## Given records
--------------------------------------------------
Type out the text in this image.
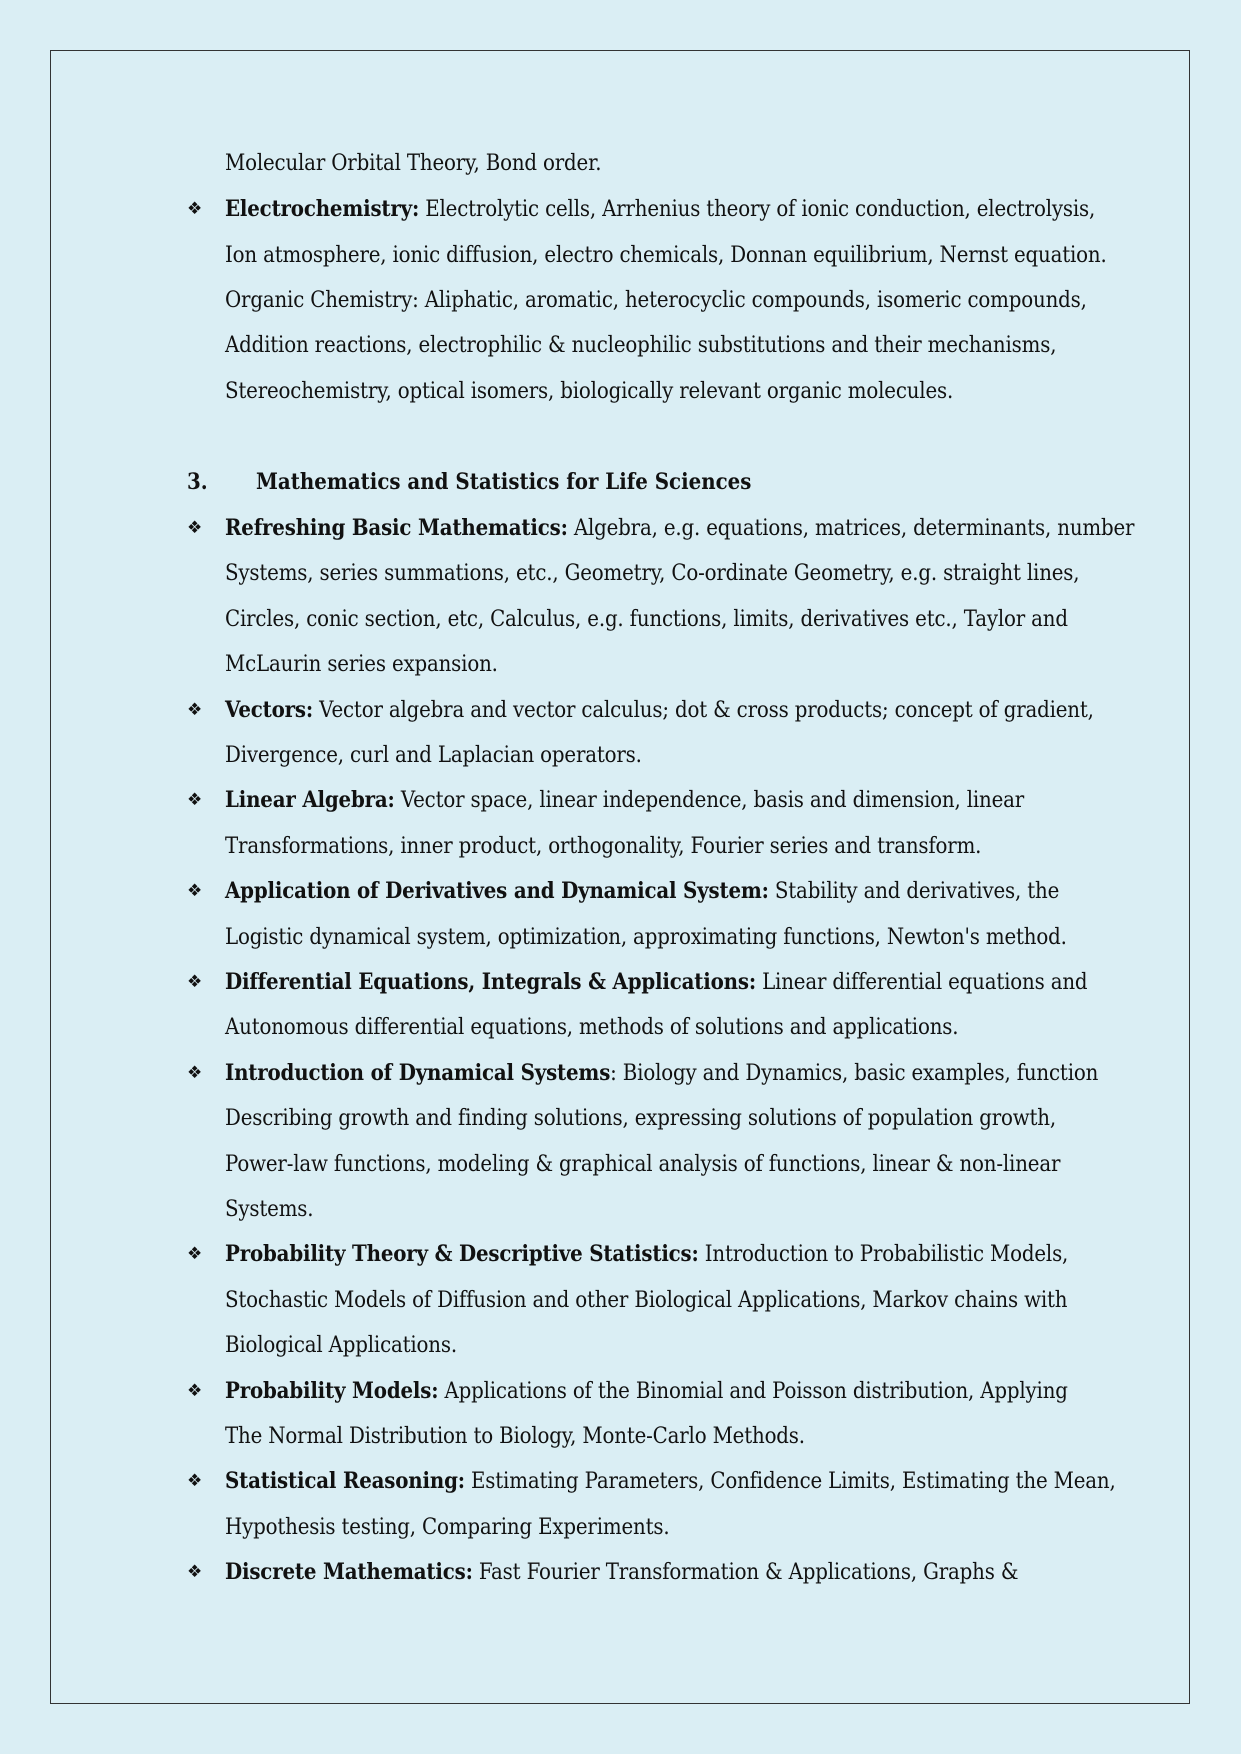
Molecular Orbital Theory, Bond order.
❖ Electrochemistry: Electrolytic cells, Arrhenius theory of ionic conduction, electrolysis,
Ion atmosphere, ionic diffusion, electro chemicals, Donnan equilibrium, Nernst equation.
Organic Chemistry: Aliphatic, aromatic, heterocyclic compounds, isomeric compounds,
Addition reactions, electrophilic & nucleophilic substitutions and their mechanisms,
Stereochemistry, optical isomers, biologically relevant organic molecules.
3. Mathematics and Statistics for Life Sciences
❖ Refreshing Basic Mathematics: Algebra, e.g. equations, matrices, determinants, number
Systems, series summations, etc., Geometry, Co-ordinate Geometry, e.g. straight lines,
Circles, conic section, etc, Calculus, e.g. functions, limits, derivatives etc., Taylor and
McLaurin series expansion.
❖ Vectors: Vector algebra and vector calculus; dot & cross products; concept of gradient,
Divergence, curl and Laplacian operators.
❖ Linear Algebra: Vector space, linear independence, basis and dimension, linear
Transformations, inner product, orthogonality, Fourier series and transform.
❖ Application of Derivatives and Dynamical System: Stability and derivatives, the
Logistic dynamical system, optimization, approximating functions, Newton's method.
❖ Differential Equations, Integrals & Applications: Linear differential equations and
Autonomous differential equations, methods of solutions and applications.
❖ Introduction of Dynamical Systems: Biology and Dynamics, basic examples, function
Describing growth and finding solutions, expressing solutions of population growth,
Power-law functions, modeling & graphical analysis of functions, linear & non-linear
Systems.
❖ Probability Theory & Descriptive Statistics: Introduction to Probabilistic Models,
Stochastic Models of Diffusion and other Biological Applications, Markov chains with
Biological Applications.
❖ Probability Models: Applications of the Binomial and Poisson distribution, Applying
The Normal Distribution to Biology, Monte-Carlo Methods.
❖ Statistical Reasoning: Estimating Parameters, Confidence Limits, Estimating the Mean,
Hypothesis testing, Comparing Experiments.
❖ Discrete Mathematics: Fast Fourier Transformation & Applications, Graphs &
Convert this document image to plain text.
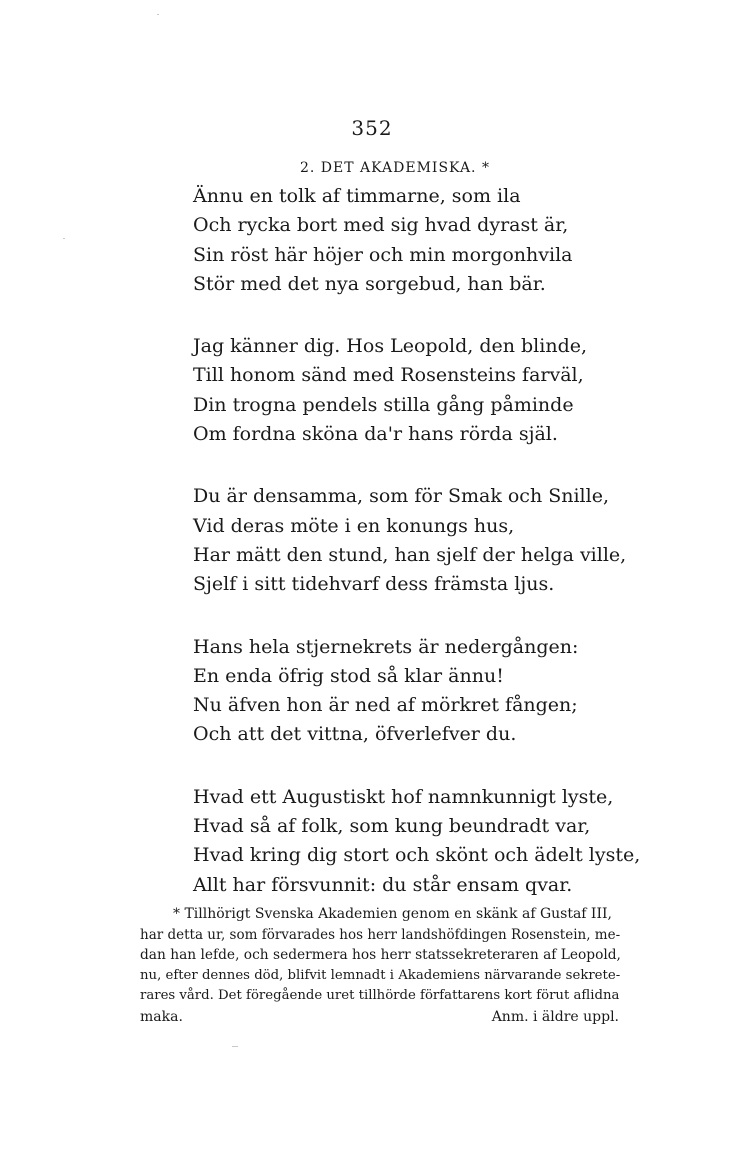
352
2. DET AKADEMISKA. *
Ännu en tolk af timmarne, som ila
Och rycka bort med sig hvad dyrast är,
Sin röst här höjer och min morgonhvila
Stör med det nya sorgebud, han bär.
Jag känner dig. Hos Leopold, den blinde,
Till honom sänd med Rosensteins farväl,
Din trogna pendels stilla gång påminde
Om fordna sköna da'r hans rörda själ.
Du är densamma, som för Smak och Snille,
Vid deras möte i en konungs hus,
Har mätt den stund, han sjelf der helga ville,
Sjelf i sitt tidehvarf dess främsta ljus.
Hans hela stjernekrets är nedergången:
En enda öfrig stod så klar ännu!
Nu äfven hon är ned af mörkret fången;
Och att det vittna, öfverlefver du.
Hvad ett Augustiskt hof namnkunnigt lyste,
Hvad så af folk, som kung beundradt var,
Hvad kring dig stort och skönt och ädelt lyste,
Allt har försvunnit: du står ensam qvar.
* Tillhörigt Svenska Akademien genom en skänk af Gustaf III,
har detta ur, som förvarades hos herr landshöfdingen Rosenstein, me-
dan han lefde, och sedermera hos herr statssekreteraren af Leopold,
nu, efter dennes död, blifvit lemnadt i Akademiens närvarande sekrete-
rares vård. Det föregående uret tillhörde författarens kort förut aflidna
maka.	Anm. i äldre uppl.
--------------------------------------------------
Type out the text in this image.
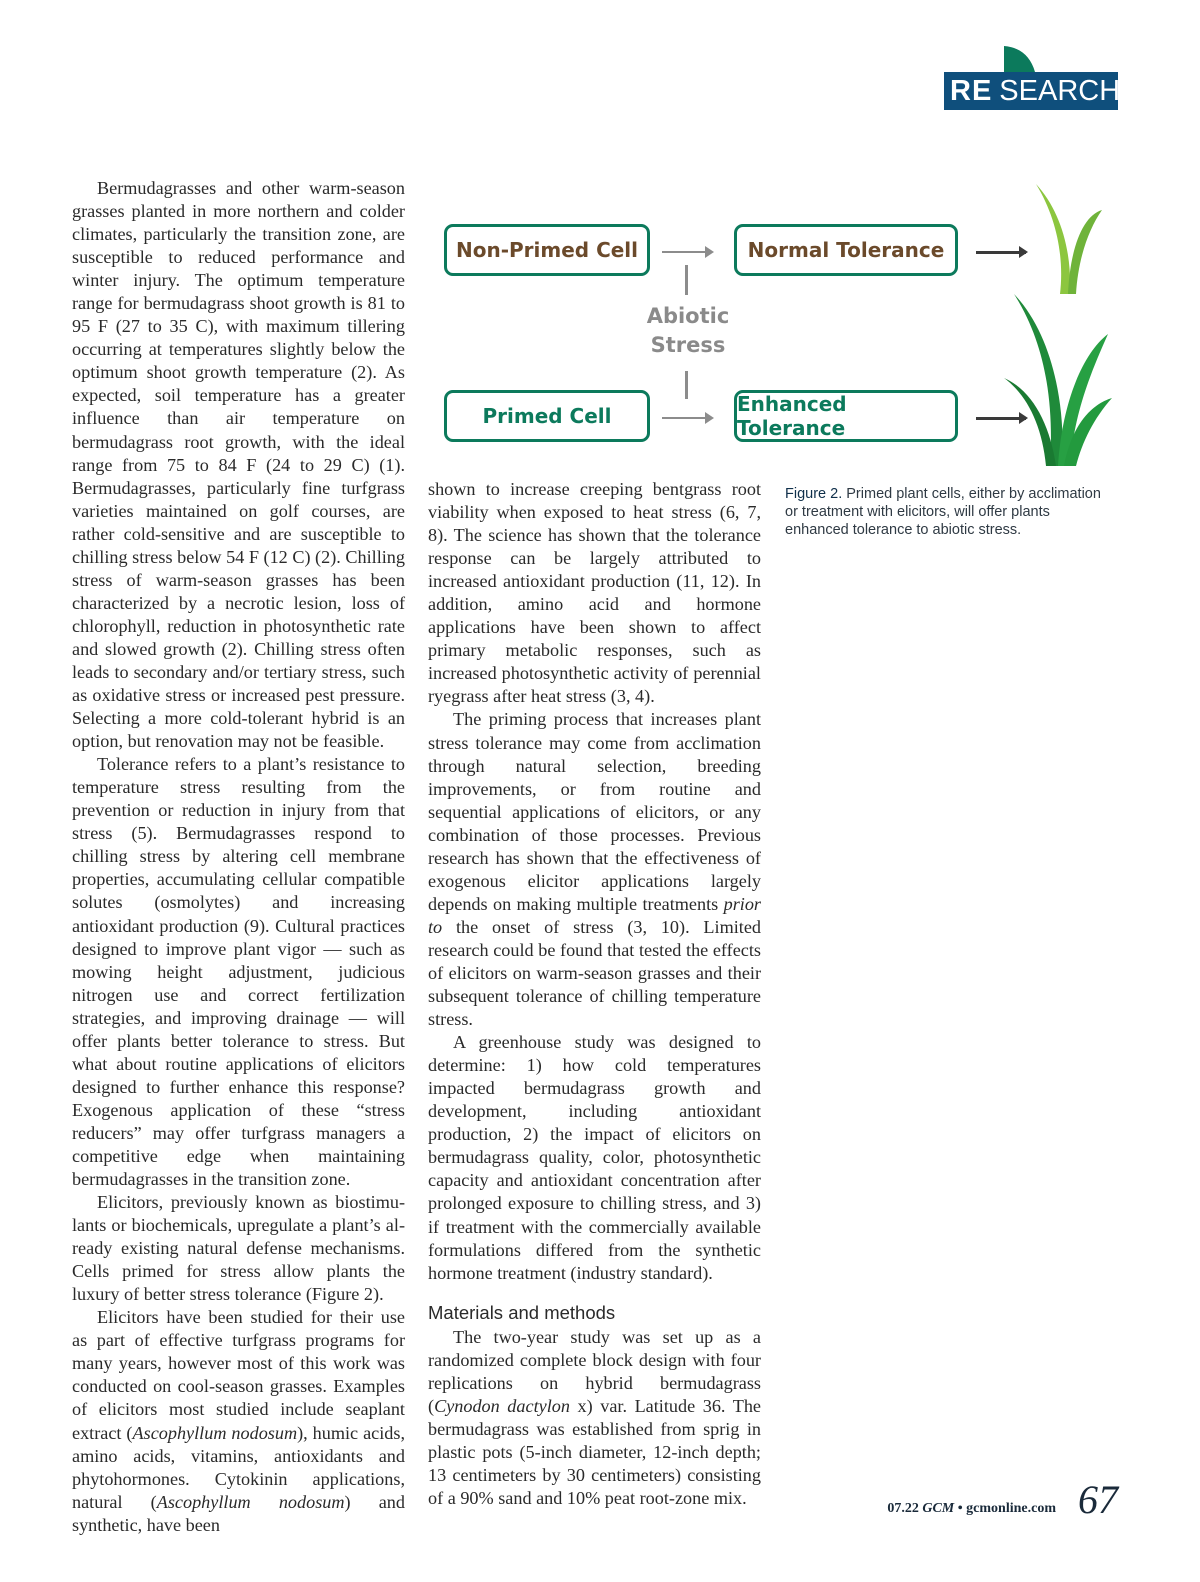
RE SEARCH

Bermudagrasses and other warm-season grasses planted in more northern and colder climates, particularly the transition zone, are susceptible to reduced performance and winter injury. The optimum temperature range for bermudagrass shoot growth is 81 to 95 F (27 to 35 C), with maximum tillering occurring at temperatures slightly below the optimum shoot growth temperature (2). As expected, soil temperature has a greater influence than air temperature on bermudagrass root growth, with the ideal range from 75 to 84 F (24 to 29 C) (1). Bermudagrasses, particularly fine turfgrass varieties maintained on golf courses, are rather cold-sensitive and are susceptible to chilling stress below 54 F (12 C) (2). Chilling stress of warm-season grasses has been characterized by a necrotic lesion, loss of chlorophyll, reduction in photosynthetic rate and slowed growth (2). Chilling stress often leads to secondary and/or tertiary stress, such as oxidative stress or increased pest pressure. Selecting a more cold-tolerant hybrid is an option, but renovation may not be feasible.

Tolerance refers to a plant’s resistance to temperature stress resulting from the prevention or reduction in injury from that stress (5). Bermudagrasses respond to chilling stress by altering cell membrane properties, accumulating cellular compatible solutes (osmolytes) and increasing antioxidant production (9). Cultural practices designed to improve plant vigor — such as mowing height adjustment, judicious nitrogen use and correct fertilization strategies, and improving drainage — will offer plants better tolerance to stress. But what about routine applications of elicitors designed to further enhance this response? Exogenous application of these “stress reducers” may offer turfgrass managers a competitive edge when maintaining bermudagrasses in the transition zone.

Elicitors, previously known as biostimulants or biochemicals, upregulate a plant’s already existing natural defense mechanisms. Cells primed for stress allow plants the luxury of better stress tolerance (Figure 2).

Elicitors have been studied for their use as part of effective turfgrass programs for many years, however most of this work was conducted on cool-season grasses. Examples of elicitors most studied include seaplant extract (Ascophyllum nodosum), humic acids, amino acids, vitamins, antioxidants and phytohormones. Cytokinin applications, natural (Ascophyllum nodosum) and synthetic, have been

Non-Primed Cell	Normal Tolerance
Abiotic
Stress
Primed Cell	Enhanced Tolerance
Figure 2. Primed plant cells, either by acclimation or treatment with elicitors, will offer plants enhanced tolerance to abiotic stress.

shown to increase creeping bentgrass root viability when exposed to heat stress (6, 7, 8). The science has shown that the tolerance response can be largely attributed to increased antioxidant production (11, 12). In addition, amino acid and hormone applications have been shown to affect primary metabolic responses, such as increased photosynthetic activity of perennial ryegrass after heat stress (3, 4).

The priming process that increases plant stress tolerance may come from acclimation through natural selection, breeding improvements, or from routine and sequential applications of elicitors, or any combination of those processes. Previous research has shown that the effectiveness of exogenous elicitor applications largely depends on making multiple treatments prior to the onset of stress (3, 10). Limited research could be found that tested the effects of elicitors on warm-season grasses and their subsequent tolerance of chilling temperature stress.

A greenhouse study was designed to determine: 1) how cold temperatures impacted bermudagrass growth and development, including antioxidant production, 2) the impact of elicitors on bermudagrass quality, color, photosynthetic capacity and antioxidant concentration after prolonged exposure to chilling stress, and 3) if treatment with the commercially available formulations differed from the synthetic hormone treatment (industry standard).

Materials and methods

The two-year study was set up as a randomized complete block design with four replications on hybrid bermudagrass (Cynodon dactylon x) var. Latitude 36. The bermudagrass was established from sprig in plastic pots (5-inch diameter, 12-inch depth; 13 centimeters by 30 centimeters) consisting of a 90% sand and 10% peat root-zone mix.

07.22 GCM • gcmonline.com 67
--------------------------------------------------
## Your goal
In the listing above, find each line where "designed" occurs and copy it.

## Exercise response
Tolerance refers to a plant’s resistance to temperature stress resulting from the prevention or reduction in injury from that stress (5). Bermudagrasses respond to chilling stress by altering cell membrane properties, accumulating cellular compatible solutes (osmolytes) and increasing antioxidant production (9). Cultural practices designed to improve plant vigor — such as mowing height adjustment, judicious nitrogen use and correct fertilization strategies, and improving drainage — will offer plants better tolerance to stress. But what about routine applications of elicitors designed to further enhance this response? Exogenous application of these “stress reducers” may offer turfgrass managers a competitive edge when maintaining bermudagrasses in the transition zone.
A greenhouse study was designed to determine: 1) how cold temperatures impacted bermudagrass growth and development, including antioxidant production, 2) the impact of elicitors on bermudagrass quality, color, photosynthetic capacity and antioxidant concentration after prolonged exposure to chilling stress, and 3) if treatment with the commercially available formulations differed from the synthetic hormone treatment (industry standard).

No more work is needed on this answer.